Stored data

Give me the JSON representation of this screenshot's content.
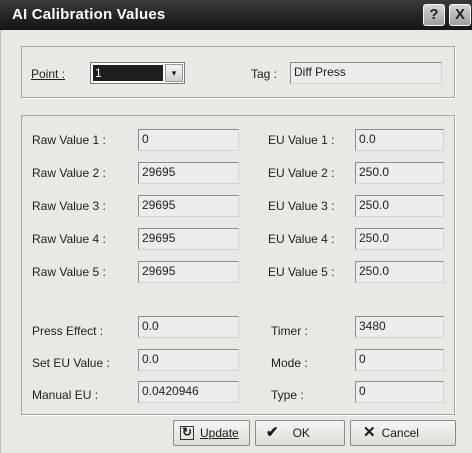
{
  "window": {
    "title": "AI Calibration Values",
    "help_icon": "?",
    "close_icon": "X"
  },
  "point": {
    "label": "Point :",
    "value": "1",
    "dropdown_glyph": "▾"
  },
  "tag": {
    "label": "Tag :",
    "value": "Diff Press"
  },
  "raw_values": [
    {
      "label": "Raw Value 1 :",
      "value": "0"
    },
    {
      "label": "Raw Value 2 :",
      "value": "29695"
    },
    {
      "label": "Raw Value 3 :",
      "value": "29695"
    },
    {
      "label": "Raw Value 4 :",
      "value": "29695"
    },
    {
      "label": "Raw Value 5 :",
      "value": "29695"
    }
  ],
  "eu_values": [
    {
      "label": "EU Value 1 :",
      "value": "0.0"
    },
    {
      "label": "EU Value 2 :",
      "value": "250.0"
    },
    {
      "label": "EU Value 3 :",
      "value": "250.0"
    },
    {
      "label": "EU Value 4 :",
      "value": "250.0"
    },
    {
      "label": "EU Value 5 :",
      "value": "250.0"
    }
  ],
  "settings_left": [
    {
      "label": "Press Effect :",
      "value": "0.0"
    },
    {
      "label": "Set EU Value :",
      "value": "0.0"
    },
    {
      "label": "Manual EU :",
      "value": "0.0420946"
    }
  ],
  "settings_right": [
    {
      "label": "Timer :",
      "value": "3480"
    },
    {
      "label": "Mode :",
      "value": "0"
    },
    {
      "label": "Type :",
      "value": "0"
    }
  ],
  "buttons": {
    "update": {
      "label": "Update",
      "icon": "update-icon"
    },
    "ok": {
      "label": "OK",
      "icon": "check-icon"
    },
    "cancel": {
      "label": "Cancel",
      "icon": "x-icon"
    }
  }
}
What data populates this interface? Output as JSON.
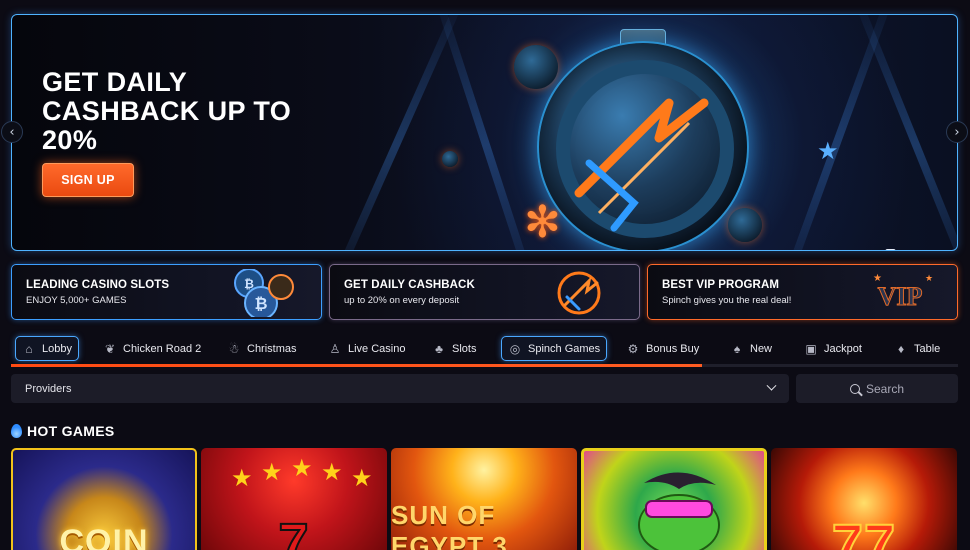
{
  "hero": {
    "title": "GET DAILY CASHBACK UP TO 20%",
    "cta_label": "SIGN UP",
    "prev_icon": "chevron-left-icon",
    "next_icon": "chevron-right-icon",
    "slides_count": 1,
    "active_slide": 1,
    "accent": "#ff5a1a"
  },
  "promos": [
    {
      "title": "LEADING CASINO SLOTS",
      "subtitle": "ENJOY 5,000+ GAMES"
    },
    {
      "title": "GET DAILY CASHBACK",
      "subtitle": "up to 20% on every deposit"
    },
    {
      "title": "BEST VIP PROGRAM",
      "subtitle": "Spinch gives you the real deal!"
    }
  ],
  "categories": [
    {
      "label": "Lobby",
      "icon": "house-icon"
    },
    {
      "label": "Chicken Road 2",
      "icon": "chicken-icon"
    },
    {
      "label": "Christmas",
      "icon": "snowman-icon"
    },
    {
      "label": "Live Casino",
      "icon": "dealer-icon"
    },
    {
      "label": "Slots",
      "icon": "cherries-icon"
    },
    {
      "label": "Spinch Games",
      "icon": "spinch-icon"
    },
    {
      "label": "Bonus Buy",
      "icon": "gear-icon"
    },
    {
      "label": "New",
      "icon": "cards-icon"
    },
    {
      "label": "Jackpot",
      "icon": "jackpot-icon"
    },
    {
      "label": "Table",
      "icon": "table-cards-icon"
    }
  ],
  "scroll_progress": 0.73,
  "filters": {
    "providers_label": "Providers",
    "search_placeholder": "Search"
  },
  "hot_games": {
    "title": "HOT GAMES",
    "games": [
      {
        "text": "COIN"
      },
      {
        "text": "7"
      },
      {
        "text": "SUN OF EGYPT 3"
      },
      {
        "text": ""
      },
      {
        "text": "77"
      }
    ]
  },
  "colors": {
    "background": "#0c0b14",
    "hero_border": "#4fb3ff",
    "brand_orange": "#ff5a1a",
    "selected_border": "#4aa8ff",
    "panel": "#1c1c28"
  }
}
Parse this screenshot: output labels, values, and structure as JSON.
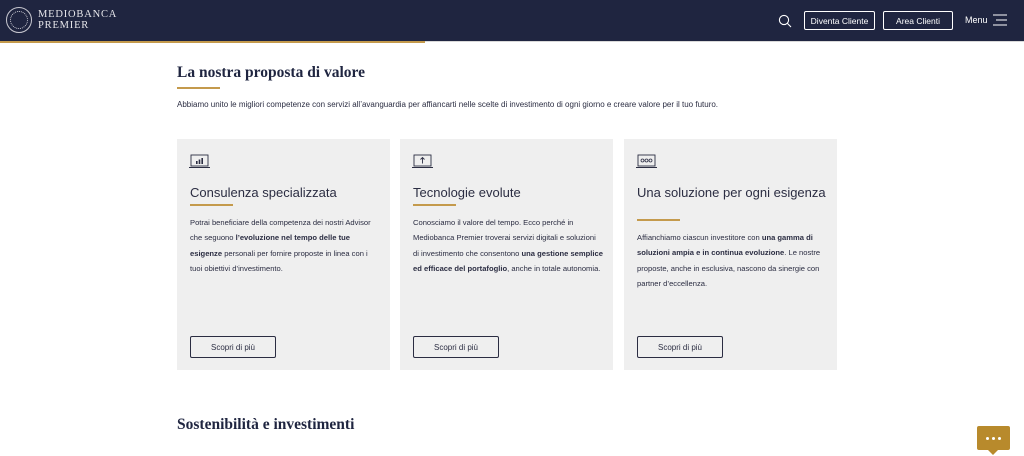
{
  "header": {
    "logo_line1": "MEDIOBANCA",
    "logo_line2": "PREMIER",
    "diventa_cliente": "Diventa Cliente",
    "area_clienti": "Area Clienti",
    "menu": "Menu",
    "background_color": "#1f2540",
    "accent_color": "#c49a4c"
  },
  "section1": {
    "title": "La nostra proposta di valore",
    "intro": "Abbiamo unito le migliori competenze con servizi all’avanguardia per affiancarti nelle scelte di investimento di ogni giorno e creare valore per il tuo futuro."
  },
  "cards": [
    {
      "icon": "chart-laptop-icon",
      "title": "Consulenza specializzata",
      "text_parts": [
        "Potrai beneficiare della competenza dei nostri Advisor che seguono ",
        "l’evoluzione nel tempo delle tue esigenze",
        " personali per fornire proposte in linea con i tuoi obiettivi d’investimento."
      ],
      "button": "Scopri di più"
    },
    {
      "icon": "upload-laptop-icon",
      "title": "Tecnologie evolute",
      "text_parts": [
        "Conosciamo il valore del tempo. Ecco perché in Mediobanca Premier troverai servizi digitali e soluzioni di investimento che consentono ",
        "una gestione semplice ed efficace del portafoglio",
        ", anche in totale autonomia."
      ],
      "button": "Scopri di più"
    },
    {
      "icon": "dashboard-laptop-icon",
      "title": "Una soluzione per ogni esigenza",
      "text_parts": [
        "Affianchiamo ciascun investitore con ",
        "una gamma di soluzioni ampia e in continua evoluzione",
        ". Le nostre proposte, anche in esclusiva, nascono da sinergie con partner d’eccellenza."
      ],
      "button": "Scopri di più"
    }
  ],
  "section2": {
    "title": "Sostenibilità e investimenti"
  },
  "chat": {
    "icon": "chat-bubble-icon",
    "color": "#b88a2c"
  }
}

* * *

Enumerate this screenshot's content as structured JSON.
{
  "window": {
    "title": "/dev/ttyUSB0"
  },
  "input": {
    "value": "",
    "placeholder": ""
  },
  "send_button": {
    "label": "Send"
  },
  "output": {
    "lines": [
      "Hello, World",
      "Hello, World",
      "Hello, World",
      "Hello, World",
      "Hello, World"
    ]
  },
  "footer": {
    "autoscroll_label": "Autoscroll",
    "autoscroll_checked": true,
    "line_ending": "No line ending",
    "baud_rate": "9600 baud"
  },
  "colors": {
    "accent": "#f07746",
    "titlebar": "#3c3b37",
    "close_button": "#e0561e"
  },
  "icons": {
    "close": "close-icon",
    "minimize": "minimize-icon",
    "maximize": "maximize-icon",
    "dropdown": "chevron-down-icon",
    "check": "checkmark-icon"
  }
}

**What to do**.
Count the lines in the records above that contain the word "DAILY", and give only that number.

**Answer to this exercise**.
2